== Requirement ==
How many lines of the material below contain the string "Find"? Answer with the number and nothing else.

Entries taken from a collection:
● ● ● ● ● ● ●
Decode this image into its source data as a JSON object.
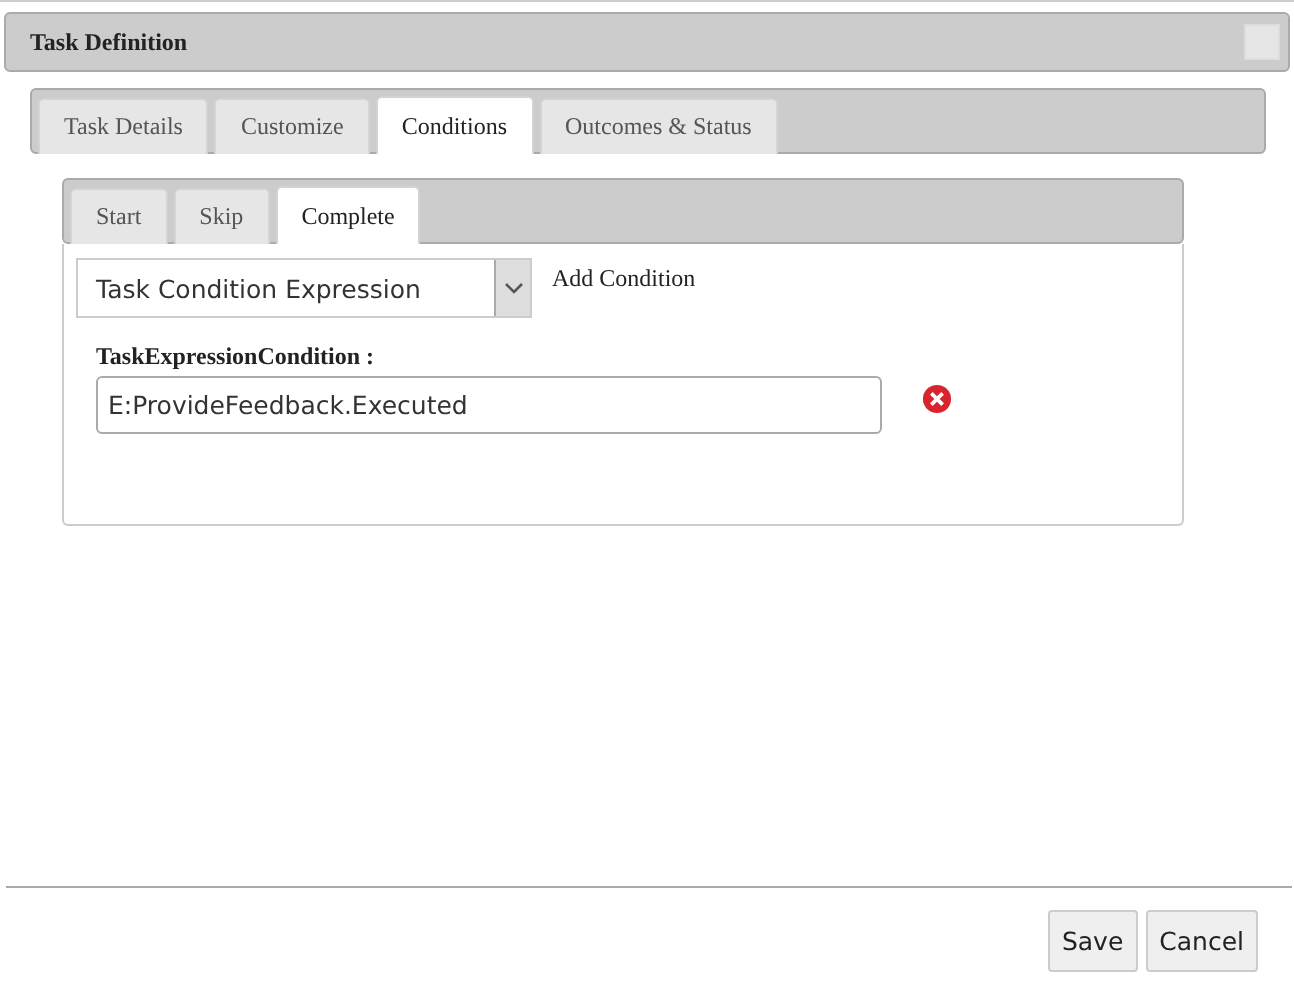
{
  "window": {
    "title": "Task Definition"
  },
  "tabs": [
    {
      "label": "Task Details",
      "selected": false
    },
    {
      "label": "Customize",
      "selected": false
    },
    {
      "label": "Conditions",
      "selected": true
    },
    {
      "label": "Outcomes & Status",
      "selected": false
    }
  ],
  "subtabs": [
    {
      "label": "Start",
      "selected": false
    },
    {
      "label": "Skip",
      "selected": false
    },
    {
      "label": "Complete",
      "selected": true
    }
  ],
  "condition_type": {
    "value": "Task Condition Expression"
  },
  "add_condition": "Add Condition",
  "field": {
    "label": "TaskExpressionCondition :",
    "value": "E:ProvideFeedback.Executed"
  },
  "buttons": [
    "Save",
    "Cancel"
  ]
}
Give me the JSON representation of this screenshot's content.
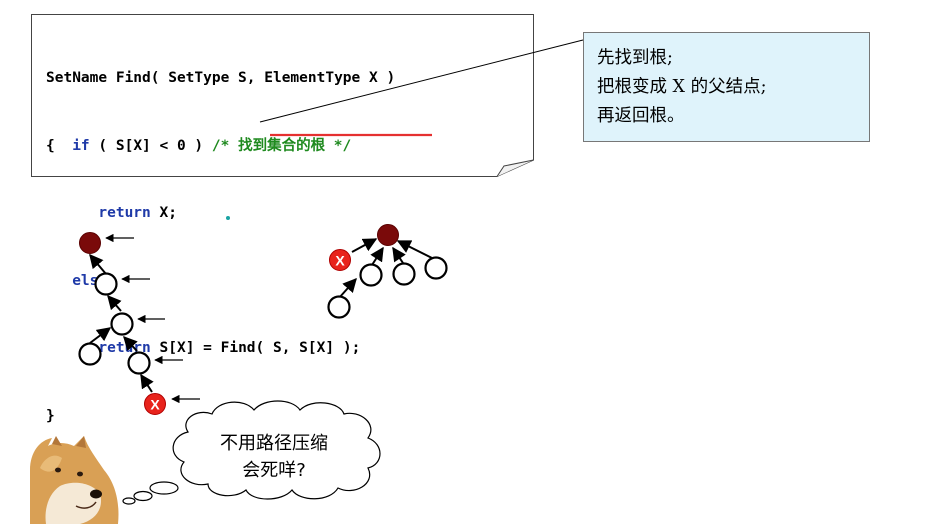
{
  "code": {
    "line1": "SetName Find( SetType S, ElementType X )",
    "line2_open": "{  ",
    "line2_kw": "if",
    "line2_cond": " ( S[X] < 0 ) ",
    "line2_comment": "/* 找到集合的根 */",
    "line3_kw": "return",
    "line3_rest": " X;",
    "line4_kw": "else",
    "line5_kw": "return",
    "line5_rest": " S[X] = Find( S, S[X] );",
    "line6": "}"
  },
  "note": {
    "line1": "先找到根;",
    "line2": "把根变成 X 的父结点;",
    "line3": "再返回根。"
  },
  "cloud": {
    "line1": "不用路径压缩",
    "line2": "会死咩?"
  },
  "node_label": "X",
  "colors": {
    "root": "#7a0a0a",
    "x_node": "#e8231c",
    "underline": "#e53030",
    "note_bg": "#dff3fb",
    "dot": "#1aa3a3"
  }
}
● ● ● ● ● ● ●
== Finished exercise ==
2